Output every line of the material exactly, omitting images.

(Stored records)
------------------------------------------------
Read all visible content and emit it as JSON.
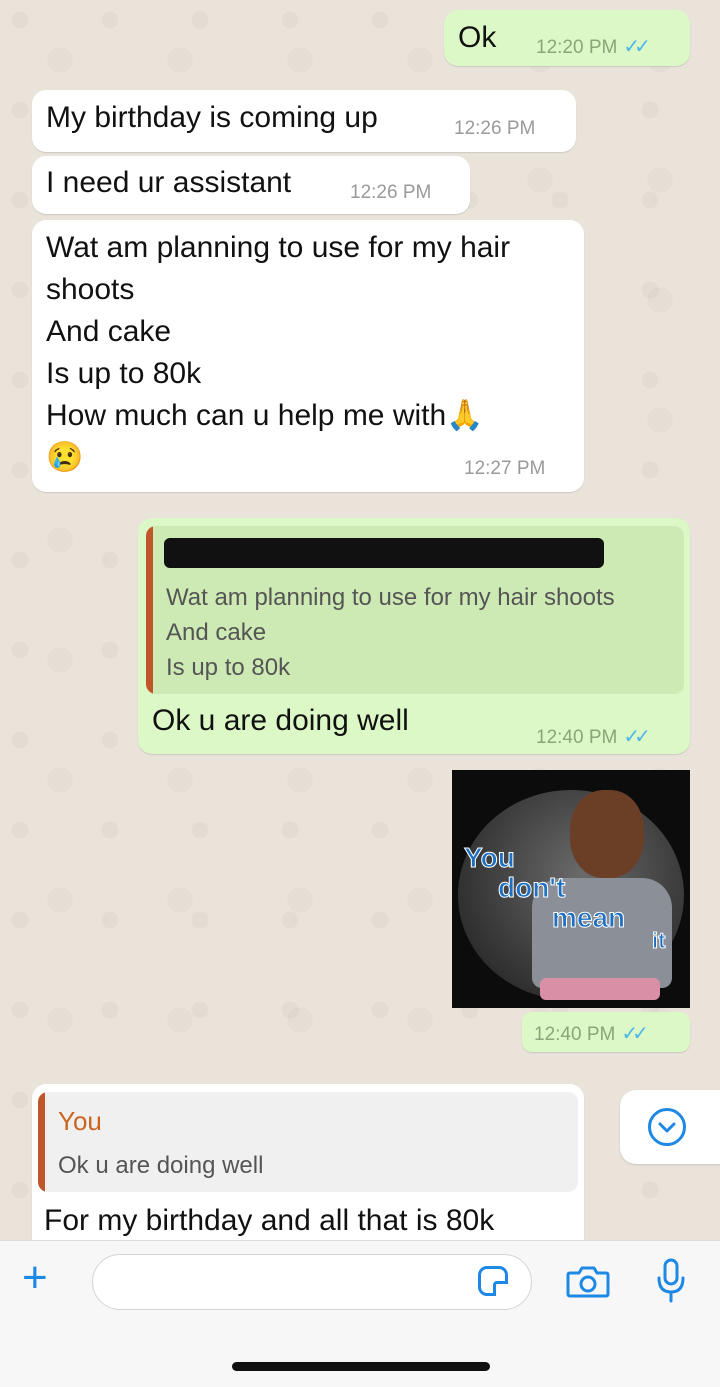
{
  "messages": [
    {
      "text": "Ok",
      "time": "12:20 PM"
    },
    {
      "text": "My birthday is coming up",
      "time": "12:26 PM"
    },
    {
      "text": "I need ur assistant",
      "time": "12:26 PM"
    },
    {
      "text": "Wat am planning to use for my hair\nshoots\nAnd cake\nIs up to 80k\nHow much can u help me with🙏\n😢",
      "time": "12:27 PM"
    },
    {
      "quoted_text": "Wat am planning to use for my hair shoots\nAnd cake\nIs up to 80k",
      "text": "Ok u are doing well",
      "time": "12:40 PM"
    },
    {
      "sticker_caption": [
        "You",
        "don't",
        "mean",
        "it"
      ],
      "time": "12:40 PM"
    },
    {
      "quoted_author": "You",
      "quoted_text": "Ok u are doing well",
      "text": "For my birthday and all that is 80k"
    }
  ],
  "composer": {
    "placeholder": ""
  },
  "icons": {
    "attach": "plus-icon",
    "sticker": "sticker-icon",
    "camera": "camera-icon",
    "mic": "microphone-icon",
    "scroll": "chevron-down-icon",
    "ticks": "double-check-icon"
  },
  "colors": {
    "incoming_bubble": "#ffffff",
    "outgoing_bubble": "#dcf8c6",
    "accent": "#1e88e5",
    "read_ticks": "#4fb6ec",
    "quote_bar": "#c0552a"
  }
}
------------------------------------------------
= Answer to the task =
Read all visible content and emit it as JSON.
{
  "messages": [
    {
      "text": "Ok",
      "time": "12:20 PM"
    },
    {
      "text": "My birthday is coming up",
      "time": "12:26 PM"
    },
    {
      "text": "I need ur assistant",
      "time": "12:26 PM"
    },
    {
      "text": "Wat am planning to use for my hair\nshoots\nAnd cake\nIs up to 80k\nHow much can u help me with🙏\n😢",
      "time": "12:27 PM"
    },
    {
      "quoted_text": "Wat am planning to use for my hair shoots\nAnd cake\nIs up to 80k",
      "text": "Ok u are doing well",
      "time": "12:40 PM"
    },
    {
      "sticker_caption": [
        "You",
        "don't",
        "mean",
        "it"
      ],
      "time": "12:40 PM"
    },
    {
      "quoted_author": "You",
      "quoted_text": "Ok u are doing well",
      "text": "For my birthday and all that is 80k"
    }
  ],
  "composer": {
    "placeholder": ""
  },
  "icons": {
    "attach": "plus-icon",
    "sticker": "sticker-icon",
    "camera": "camera-icon",
    "mic": "microphone-icon",
    "scroll": "chevron-down-icon",
    "ticks": "double-check-icon"
  },
  "colors": {
    "incoming_bubble": "#ffffff",
    "outgoing_bubble": "#dcf8c6",
    "accent": "#1e88e5",
    "read_ticks": "#4fb6ec",
    "quote_bar": "#c0552a"
  }
}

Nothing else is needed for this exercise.